[Task to carry out] Only the lines from the one containing "Transcribe the text in this document." through the end of the entries should be repeated, exactly as they appear, first and last included.

===== Exercise material

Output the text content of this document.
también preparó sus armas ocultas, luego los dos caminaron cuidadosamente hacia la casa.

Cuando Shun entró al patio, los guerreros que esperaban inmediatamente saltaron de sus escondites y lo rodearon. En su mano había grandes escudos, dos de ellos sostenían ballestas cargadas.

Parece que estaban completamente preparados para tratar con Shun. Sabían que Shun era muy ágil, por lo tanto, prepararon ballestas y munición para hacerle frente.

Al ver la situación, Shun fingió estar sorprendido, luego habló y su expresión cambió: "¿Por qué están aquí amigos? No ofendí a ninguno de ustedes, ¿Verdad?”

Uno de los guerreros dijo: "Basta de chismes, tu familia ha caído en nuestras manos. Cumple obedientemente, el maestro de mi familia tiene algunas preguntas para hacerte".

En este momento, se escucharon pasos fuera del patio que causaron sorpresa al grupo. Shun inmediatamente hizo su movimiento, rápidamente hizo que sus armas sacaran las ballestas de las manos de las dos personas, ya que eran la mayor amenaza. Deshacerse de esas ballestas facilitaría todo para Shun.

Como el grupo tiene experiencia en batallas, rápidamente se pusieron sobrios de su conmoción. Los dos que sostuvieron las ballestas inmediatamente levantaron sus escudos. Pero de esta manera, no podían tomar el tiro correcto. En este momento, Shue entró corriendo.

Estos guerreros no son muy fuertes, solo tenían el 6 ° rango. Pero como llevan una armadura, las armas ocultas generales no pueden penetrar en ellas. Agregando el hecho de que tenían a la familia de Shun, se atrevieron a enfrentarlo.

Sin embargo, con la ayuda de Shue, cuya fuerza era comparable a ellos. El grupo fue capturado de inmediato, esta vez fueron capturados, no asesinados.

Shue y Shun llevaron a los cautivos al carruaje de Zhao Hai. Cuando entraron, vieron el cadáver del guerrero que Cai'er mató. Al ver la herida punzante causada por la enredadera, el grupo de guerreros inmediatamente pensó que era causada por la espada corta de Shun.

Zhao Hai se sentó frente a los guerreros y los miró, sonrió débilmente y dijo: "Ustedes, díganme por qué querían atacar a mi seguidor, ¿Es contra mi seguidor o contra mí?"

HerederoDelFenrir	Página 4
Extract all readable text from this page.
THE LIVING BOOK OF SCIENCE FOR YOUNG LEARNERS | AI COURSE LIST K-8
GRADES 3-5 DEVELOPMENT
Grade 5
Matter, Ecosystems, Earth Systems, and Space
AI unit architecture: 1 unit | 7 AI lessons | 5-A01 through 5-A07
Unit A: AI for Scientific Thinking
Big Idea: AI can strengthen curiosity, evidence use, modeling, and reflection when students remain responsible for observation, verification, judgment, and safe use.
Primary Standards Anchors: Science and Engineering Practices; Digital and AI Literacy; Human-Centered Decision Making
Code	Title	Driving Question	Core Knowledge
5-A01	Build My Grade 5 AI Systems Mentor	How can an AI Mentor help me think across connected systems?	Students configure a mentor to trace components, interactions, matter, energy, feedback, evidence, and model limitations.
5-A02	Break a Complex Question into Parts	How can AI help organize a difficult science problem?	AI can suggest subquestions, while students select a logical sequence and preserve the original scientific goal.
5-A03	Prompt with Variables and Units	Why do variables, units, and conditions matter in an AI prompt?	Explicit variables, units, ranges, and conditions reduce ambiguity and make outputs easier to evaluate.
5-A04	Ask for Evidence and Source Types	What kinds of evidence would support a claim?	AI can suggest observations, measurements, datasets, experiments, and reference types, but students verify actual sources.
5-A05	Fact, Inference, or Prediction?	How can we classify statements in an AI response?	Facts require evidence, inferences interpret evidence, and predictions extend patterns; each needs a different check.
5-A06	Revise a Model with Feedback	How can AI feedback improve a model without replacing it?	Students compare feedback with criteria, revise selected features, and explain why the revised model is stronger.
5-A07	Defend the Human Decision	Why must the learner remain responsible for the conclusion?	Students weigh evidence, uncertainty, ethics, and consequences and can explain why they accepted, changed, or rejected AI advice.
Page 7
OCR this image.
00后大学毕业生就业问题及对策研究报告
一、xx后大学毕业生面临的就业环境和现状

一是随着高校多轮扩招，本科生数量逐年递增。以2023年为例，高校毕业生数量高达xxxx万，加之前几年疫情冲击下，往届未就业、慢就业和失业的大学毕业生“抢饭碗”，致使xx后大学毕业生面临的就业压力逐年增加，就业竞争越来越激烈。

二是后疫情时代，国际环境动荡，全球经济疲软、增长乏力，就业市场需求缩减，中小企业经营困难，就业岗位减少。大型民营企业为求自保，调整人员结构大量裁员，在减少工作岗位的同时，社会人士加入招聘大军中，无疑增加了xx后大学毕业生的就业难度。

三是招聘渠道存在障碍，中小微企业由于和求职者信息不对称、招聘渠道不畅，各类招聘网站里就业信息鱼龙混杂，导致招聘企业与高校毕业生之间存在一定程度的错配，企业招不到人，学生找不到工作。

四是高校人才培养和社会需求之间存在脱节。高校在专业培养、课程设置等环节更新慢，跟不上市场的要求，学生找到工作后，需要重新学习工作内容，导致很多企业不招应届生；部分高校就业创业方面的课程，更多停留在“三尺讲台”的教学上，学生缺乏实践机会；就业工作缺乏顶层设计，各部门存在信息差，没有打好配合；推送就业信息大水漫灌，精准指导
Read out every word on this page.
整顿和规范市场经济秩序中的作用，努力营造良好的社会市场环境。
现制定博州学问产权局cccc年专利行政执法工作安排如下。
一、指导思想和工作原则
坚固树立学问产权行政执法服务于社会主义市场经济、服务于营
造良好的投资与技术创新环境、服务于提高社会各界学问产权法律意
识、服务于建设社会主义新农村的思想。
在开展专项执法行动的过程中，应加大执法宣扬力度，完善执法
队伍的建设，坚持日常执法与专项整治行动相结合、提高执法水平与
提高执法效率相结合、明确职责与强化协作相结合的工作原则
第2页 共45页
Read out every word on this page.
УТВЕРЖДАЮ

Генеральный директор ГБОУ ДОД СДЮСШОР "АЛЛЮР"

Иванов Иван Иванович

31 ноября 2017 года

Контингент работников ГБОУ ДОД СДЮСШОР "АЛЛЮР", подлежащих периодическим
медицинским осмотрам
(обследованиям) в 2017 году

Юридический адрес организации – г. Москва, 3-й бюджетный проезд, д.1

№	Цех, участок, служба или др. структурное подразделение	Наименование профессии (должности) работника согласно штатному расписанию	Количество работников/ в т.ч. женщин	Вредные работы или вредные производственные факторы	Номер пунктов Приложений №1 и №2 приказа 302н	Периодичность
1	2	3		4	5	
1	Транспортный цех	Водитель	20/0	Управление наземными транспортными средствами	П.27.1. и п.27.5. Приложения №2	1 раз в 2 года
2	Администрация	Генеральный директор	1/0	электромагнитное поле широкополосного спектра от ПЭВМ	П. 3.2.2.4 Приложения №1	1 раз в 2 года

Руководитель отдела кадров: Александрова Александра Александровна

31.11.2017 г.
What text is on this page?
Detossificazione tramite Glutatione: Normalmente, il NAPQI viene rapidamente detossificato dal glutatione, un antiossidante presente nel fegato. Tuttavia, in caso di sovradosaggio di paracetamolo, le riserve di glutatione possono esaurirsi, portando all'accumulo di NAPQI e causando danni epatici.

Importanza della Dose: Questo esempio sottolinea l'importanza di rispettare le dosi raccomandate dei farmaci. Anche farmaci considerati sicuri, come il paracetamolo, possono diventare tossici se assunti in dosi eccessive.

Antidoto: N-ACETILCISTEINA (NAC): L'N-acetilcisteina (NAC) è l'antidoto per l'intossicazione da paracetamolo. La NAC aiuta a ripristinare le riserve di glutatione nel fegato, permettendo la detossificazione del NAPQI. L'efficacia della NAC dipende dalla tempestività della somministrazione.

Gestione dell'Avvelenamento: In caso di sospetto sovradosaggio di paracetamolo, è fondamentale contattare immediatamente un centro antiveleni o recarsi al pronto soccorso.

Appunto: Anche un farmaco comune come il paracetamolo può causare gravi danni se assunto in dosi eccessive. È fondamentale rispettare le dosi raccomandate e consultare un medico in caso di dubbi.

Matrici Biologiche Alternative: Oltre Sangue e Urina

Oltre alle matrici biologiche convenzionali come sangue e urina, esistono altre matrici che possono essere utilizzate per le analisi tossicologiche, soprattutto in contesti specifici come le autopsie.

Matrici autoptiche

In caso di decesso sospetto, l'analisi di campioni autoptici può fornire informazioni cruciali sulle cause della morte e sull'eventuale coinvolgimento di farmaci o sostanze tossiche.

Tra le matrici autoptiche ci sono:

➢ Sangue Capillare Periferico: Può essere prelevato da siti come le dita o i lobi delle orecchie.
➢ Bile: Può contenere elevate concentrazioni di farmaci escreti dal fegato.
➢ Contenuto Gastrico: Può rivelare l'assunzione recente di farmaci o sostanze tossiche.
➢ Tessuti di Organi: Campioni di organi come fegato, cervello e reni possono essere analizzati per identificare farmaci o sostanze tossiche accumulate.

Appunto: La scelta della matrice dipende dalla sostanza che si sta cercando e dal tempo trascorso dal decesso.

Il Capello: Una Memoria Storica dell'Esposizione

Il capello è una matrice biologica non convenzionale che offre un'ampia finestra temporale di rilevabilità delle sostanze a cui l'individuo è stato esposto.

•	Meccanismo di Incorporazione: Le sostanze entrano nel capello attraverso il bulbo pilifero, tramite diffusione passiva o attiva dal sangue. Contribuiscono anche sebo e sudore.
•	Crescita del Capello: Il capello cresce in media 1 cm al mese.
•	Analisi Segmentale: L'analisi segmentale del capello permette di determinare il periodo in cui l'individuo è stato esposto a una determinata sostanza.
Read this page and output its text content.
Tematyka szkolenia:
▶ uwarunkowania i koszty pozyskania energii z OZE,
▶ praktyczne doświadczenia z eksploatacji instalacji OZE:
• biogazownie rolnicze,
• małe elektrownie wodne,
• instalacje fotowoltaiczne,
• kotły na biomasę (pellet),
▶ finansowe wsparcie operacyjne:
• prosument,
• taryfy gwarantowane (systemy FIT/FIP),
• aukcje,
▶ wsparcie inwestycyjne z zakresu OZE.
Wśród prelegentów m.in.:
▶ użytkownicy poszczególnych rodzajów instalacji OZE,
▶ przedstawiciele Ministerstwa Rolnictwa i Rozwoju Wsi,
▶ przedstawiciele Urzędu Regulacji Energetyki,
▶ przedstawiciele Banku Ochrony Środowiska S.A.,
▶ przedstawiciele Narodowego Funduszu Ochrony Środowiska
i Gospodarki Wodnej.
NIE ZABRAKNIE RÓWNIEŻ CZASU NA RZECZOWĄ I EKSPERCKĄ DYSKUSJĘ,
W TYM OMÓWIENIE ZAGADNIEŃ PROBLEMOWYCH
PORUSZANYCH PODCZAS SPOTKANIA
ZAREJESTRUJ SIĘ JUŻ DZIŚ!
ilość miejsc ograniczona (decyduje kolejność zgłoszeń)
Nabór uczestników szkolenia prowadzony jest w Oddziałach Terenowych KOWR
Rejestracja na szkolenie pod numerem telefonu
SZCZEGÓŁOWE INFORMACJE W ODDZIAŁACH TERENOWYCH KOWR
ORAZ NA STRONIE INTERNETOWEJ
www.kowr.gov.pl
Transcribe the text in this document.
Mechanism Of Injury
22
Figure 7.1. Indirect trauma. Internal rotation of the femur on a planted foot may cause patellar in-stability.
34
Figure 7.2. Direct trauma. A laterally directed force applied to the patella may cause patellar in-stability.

==========

[Expected output]
Transcribe the text in this document.
Mechanism Of Injury
22
Figure 7.1. Indirect trauma. Internal rotation of the femur on a planted foot may cause patellar in-stability.
34
Figure 7.2. Direct trauma. A laterally directed force applied to the patella may cause patellar in-stability.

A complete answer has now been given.